#### Texte
----
Le “nain” dont personne ne voulait : La bataille de Coppola pour imposer Al Pacino
L’histoire du cinéma est jalonnée de décisions qui, avec le recul, semblent absurdes. L’une des plus célèbres demeure l’opposition farouche des dirigeants de la Paramount Pictures à l’engagement d’Al Pacino pour le rôle de Michael Corleone dans le chef-d’œuvre de 1972, Le Parrain. Ce qui est aujourd’hui considéré comme l’une des plus grandes performances de l’histoire du septième art a failli ne jamais exister à cause d’une divergence profonde entre la vision d’un réalisateur et les impératifs d’un studio.
Un profil jugé inadapté
Au début des années 70, Al Pacino est un acteur de théâtre respecté à New York, mais un quasi-inconnu à Hollywood. Pour les dirigeants de la Paramount, et plus particulièrement pour le chef de studio Robert Evans, Pacino n’avait pas la carrure d’une star de cinéma. Les cadres du studio le qualifiaient de “nain” en raison de sa petite taille et jugeaient son apparence trop typée ou “trop italienne” pour porter un film de cette envergure.
Le studio préférait des noms déjà établis ou des profils plus conventionnels. Des acteurs comme Jack Nicholson, Dustin Hoffman, Warren Beatty ou encore Robert Redford furent envisagés ou approchés. Pour la Paramount, Michael Corleone devait être incarné par une figure imposante, capable d’attirer les foules sur son seul nom.
----
Données de prédiction de cadres englobants:
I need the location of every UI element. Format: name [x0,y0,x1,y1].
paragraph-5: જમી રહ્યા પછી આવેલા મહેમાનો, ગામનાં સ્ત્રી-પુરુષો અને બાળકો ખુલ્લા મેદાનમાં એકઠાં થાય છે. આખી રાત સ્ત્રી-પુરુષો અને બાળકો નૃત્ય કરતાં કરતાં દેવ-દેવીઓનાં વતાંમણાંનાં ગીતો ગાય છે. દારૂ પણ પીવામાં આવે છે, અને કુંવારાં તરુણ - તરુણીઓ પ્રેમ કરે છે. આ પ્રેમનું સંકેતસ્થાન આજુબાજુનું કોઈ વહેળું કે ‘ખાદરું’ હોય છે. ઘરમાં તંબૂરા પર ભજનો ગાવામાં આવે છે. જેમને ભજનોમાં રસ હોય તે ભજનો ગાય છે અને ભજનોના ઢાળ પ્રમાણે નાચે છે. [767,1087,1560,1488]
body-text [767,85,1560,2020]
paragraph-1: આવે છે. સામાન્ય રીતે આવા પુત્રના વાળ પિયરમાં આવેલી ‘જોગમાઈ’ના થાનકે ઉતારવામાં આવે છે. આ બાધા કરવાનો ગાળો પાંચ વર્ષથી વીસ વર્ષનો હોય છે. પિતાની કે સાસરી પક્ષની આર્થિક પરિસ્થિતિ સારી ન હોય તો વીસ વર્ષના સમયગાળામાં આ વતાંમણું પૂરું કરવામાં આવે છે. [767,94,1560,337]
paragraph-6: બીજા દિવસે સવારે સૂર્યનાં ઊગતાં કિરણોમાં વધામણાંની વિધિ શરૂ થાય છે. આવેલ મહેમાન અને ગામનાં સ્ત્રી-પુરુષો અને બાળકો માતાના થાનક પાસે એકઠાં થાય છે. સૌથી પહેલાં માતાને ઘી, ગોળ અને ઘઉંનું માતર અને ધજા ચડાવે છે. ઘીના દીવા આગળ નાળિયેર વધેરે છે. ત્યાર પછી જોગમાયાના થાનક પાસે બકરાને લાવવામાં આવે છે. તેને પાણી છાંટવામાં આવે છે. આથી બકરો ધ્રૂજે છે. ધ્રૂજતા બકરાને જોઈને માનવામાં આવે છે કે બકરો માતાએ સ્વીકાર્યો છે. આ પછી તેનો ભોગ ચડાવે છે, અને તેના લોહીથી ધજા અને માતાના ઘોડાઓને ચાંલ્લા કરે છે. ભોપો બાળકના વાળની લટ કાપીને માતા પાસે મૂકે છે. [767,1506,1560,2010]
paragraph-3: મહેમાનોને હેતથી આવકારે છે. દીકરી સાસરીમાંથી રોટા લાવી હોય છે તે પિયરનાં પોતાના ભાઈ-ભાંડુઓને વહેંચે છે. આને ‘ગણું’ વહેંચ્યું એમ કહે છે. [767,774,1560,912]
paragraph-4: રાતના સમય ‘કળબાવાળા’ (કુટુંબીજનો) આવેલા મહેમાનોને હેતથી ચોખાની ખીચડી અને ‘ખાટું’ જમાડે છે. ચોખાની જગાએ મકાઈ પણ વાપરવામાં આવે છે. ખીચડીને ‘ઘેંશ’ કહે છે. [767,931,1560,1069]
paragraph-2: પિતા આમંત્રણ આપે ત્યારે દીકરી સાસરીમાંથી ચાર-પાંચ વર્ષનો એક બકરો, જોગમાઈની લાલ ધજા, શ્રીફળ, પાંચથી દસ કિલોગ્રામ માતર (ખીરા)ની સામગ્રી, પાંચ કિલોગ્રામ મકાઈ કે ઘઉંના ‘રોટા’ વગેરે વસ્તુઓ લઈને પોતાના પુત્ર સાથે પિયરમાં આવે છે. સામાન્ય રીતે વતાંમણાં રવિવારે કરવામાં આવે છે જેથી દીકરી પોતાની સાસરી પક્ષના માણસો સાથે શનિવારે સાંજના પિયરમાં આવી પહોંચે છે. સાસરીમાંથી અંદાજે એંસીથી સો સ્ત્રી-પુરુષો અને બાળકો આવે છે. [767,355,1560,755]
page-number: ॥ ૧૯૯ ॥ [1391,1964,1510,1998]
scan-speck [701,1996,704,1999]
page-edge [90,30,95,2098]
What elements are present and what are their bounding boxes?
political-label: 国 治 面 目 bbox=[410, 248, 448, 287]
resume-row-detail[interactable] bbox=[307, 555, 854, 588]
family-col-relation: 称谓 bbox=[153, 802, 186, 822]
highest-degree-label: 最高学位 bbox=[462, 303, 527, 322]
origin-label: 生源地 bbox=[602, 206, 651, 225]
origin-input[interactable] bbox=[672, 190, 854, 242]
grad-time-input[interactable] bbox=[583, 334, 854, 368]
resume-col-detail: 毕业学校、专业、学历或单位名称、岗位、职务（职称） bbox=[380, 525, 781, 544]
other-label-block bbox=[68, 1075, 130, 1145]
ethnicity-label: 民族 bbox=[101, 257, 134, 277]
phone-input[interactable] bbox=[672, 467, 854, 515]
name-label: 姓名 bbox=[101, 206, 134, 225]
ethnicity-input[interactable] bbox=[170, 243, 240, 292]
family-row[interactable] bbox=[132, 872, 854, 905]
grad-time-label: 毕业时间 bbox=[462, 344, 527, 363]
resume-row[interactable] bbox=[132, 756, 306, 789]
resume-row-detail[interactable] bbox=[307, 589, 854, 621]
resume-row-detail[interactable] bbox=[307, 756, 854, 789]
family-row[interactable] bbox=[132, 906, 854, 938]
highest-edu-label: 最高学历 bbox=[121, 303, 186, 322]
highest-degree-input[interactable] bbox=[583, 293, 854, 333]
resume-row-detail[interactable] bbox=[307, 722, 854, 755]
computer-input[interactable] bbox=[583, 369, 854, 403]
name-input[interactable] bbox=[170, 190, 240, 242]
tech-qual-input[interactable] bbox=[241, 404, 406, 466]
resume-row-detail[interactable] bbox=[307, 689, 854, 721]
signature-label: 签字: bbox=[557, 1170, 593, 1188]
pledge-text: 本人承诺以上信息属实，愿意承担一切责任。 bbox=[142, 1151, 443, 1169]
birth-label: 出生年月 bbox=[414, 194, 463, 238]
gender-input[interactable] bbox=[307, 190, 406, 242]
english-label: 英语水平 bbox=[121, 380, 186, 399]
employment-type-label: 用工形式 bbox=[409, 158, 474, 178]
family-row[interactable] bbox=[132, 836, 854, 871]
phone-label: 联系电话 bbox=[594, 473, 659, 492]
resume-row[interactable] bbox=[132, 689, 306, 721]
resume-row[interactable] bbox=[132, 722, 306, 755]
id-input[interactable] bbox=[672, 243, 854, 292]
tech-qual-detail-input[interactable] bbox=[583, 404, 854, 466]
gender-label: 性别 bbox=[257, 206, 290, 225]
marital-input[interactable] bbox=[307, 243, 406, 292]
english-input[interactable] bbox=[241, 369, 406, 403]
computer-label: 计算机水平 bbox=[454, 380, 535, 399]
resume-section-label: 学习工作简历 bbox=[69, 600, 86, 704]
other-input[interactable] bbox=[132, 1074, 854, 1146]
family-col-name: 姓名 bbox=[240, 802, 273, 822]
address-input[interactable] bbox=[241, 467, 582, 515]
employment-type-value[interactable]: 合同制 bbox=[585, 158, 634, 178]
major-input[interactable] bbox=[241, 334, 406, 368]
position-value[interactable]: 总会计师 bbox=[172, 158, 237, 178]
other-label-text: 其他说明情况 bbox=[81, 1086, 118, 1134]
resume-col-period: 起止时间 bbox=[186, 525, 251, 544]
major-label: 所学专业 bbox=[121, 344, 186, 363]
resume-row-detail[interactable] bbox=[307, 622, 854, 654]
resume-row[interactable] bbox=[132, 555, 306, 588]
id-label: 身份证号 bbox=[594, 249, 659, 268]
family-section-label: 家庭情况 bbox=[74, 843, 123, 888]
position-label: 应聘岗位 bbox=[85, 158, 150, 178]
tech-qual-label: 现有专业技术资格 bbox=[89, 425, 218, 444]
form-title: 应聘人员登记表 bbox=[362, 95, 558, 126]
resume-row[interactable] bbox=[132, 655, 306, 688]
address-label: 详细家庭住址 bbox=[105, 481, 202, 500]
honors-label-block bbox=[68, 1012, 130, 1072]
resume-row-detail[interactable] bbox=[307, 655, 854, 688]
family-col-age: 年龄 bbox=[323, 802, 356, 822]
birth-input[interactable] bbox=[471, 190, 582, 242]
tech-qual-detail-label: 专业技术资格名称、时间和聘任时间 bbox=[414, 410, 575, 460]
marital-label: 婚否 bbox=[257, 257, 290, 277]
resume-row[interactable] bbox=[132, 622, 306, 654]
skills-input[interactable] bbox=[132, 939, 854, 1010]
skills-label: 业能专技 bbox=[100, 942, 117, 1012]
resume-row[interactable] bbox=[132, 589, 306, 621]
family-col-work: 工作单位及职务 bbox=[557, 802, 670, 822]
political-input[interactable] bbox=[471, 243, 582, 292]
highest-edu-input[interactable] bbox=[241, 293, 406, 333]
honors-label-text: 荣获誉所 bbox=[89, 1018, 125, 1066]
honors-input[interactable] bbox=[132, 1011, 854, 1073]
----
#### Consignes
a) D'après le texte sur le choix d'Al Pacino pour Le Parrain, quelle fonction Robert Evans occupait-il à la Paramount ?
b) Poursuivez le texte sur la bataille de Coppola pour imposer Al Pacino, à la suite de sa dernière phrase.
La liste provient d'une autre source.

#### Réponses
a) Il était chef de studio.

b)
L’obstination de Francis Ford Coppola
Face à cette résistance, Francis Ford Coppola est resté inflexible. Pour lui, Pacino possédait ce regard intense et cette capacité à jouer la mutation intérieure du personnage — du jeune héros de guerre au parrain impitoyable — que les autres n’avaient pas. Coppola a dû forcer Pacino à passer de multiples essais, parfois jusqu’à cinq ou six fois, pour tenter de convaincre des producteurs qui restaient systématiquement de marbre.
L’anecdote raconte que même après avoir été engagé, Pacino se sentait tellement indésirable sur le plateau qu’il craignait d’être renvoyé à chaque instant. Le tournage avait commencé sous une tension extrême, les dirigeants visionnant les rushes quotidiens avec l’espoir de trouver une faute professionnelle justifiant son licenciement.
Le tournant de la scène du restaurant
Le salut d’Al Pacino est venu d’une scène précise : l’assassinat de Sollozzo et du capitaine McCluskey dans un restaurant italien du Bronx. Avant le tournage de cette séquence, la Paramount était sur le point de le remplacer. Cependant, en voyant la performance de Pacino — son silence pesant, le mouvement de ses yeux cherchant l’arme, et l’explosion de violence contenue — le studio a enfin compris la vision de Coppola.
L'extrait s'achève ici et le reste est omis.